Entries taken from a collection:
● ● ● ●

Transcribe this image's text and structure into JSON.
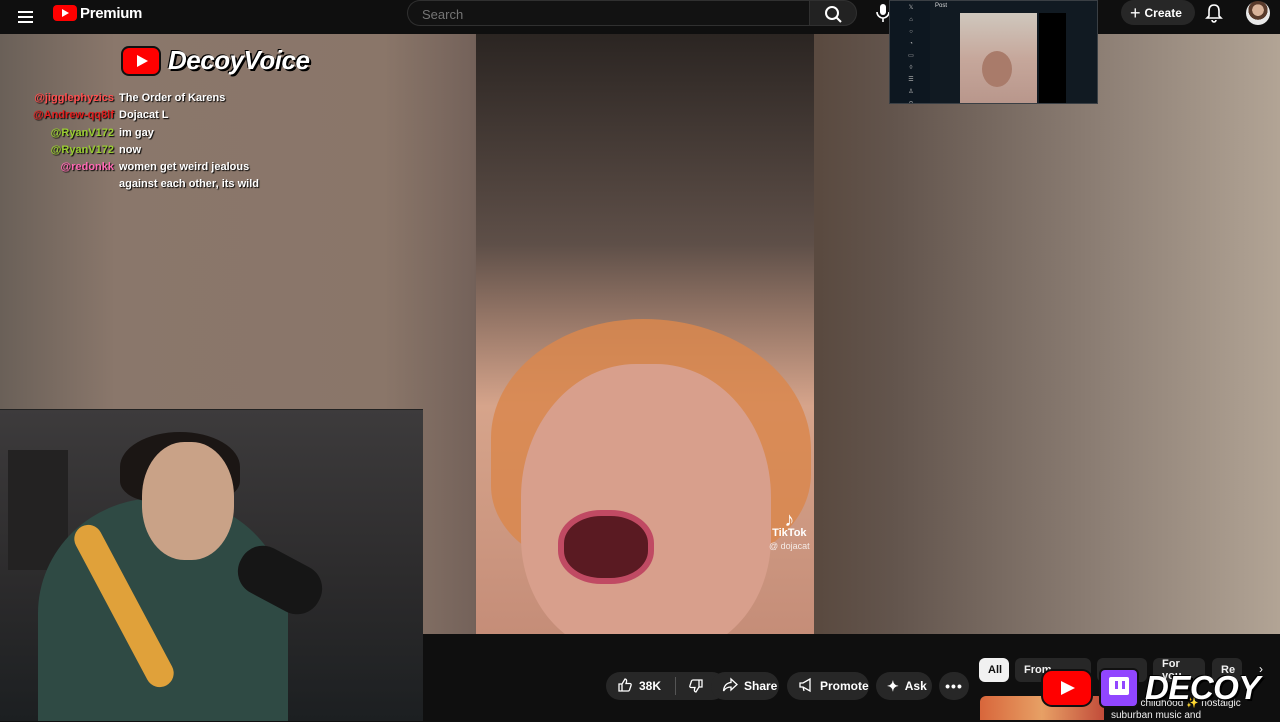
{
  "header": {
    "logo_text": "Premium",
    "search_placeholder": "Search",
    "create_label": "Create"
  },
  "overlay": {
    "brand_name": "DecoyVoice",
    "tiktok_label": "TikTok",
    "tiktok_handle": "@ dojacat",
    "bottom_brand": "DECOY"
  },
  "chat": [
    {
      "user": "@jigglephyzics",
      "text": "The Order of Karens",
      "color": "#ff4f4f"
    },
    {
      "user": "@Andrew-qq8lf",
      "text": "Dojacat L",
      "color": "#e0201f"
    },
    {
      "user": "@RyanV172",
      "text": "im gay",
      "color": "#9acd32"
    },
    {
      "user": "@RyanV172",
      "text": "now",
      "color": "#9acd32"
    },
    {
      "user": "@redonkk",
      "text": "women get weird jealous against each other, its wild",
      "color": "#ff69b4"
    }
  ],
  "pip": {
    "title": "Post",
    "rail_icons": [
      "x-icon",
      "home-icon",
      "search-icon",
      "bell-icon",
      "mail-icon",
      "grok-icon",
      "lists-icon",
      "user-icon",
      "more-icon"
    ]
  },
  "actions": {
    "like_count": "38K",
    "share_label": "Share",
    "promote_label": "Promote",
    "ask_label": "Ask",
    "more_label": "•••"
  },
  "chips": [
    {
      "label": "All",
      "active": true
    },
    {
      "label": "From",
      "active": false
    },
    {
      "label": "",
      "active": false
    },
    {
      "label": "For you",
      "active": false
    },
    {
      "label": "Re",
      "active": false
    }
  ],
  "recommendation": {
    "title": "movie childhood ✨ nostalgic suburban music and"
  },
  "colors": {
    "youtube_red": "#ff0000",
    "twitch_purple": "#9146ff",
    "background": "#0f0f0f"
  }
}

● ● ● ●

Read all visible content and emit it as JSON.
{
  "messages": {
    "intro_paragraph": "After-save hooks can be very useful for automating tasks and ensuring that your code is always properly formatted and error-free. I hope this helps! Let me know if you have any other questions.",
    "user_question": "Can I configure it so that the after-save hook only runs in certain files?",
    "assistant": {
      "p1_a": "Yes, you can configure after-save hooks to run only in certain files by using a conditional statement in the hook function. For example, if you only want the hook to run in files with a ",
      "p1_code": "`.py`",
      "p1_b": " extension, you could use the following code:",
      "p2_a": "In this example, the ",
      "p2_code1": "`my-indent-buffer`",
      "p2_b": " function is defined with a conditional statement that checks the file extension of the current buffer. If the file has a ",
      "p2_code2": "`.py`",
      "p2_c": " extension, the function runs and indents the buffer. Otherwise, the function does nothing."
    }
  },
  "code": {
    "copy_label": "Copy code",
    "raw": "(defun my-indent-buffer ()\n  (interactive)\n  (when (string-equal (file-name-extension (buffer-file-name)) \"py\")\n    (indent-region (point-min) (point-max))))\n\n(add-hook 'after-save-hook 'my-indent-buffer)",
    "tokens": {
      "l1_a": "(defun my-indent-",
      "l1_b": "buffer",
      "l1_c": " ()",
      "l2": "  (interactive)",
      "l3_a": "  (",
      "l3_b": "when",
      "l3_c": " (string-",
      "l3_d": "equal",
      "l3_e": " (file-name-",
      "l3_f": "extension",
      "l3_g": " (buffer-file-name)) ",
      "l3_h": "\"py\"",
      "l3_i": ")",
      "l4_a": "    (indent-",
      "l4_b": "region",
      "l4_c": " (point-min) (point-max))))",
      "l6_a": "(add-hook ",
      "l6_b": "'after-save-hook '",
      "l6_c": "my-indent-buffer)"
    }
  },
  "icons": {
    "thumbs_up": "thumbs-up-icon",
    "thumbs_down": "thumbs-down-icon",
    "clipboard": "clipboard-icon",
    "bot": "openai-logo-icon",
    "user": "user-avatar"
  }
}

● ● ● ●

TO DO:
Search the data above for the word "files", then gather each line in which it appears.

RESULT FOR THIS EXERCISE:
    "user_question": "Can I configure it so that the after-save hook only runs in certain files?",
      "p1_a": "Yes, you can configure after-save hooks to run only in certain files by using a conditional statement in the hook function. For example, if you only want the hook to run in files with a ",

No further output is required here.